-- EXERCISE BRIEF --
Reproduce all lines of the listing below in which the word "unexpectedly" occurs.

-- DATASET EXTRACT --

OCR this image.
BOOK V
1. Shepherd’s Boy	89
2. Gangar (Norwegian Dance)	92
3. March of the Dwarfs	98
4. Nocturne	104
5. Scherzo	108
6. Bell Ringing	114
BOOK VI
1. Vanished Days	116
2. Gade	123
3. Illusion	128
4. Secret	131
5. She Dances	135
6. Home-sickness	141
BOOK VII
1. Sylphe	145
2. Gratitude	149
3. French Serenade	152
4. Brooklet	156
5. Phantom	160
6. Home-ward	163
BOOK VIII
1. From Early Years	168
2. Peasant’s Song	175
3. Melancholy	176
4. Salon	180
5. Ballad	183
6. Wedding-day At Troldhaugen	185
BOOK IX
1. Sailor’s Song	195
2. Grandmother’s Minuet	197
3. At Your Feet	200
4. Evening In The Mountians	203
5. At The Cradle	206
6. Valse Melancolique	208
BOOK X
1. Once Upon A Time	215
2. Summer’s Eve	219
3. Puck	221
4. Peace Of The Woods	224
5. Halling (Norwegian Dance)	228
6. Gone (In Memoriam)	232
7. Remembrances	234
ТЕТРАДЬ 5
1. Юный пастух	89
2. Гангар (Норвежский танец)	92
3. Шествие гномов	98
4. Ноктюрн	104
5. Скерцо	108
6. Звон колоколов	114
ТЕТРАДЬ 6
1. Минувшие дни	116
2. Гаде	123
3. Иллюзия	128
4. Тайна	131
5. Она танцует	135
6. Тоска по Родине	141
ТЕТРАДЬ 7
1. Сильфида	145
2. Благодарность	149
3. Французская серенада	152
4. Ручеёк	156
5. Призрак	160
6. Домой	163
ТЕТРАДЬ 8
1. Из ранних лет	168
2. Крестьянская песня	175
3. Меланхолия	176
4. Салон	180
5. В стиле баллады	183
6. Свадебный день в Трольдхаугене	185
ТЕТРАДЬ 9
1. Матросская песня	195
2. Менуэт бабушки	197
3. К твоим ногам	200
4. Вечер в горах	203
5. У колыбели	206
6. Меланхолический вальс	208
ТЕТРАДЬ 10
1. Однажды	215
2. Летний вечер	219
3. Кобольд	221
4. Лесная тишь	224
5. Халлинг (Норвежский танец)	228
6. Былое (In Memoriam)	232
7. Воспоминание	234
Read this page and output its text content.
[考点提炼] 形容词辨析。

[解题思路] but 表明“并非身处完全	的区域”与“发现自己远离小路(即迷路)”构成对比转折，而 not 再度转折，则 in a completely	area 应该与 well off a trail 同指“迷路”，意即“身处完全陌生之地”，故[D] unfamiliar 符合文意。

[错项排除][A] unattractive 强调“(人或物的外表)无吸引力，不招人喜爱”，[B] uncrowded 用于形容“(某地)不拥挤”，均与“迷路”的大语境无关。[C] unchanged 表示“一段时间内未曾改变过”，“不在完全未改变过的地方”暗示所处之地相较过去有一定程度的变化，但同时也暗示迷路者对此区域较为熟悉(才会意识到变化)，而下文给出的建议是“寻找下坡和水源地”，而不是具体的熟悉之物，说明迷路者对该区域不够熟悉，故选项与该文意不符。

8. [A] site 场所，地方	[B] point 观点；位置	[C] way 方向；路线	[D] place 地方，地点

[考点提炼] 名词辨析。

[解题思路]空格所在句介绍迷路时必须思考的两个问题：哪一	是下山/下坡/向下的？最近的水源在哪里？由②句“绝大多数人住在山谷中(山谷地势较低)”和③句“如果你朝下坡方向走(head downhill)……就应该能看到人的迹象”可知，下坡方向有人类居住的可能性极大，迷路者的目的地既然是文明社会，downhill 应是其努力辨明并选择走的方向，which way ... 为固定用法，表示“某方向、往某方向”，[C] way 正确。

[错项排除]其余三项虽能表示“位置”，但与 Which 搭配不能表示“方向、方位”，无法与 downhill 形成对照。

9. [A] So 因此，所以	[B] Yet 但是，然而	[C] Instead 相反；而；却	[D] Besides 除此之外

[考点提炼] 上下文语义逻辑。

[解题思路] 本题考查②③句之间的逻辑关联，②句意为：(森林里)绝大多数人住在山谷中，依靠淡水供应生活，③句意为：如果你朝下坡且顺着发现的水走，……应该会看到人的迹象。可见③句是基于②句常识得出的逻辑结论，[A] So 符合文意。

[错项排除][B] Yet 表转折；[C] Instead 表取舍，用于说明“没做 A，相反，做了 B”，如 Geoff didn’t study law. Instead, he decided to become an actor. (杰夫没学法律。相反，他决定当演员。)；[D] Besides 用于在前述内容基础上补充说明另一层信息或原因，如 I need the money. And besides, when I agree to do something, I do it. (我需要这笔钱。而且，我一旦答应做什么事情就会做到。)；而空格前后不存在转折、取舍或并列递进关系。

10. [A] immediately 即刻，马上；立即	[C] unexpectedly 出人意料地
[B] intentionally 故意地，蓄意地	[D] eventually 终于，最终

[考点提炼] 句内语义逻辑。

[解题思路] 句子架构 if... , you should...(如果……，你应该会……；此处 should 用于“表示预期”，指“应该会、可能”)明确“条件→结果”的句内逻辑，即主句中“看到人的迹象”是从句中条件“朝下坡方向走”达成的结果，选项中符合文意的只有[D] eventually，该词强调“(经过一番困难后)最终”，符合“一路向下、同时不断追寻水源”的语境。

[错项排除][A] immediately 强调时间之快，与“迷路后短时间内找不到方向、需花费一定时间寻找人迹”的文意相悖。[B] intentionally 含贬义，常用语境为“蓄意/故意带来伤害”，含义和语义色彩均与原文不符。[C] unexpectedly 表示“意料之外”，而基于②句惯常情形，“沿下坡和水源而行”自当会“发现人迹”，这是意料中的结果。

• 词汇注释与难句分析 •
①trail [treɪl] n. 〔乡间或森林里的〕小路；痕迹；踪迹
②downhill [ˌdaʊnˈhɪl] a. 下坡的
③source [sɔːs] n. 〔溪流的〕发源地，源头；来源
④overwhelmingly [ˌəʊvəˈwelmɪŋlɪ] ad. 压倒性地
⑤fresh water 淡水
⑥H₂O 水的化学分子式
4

-- WRITTEN ANSWER --
10. [A] immediately 即刻，马上；立即	[C] unexpectedly 出人意料地
[错项排除][A] immediately 强调时间之快，与“迷路后短时间内找不到方向、需花费一定时间寻找人迹”的文意相悖。[B] intentionally 含贬义，常用语境为“蓄意/故意带来伤害”，含义和语义色彩均与原文不符。[C] unexpectedly 表示“意料之外”，而基于②句惯常情形，“沿下坡和水源而行”自当会“发现人迹”，这是意料中的结果。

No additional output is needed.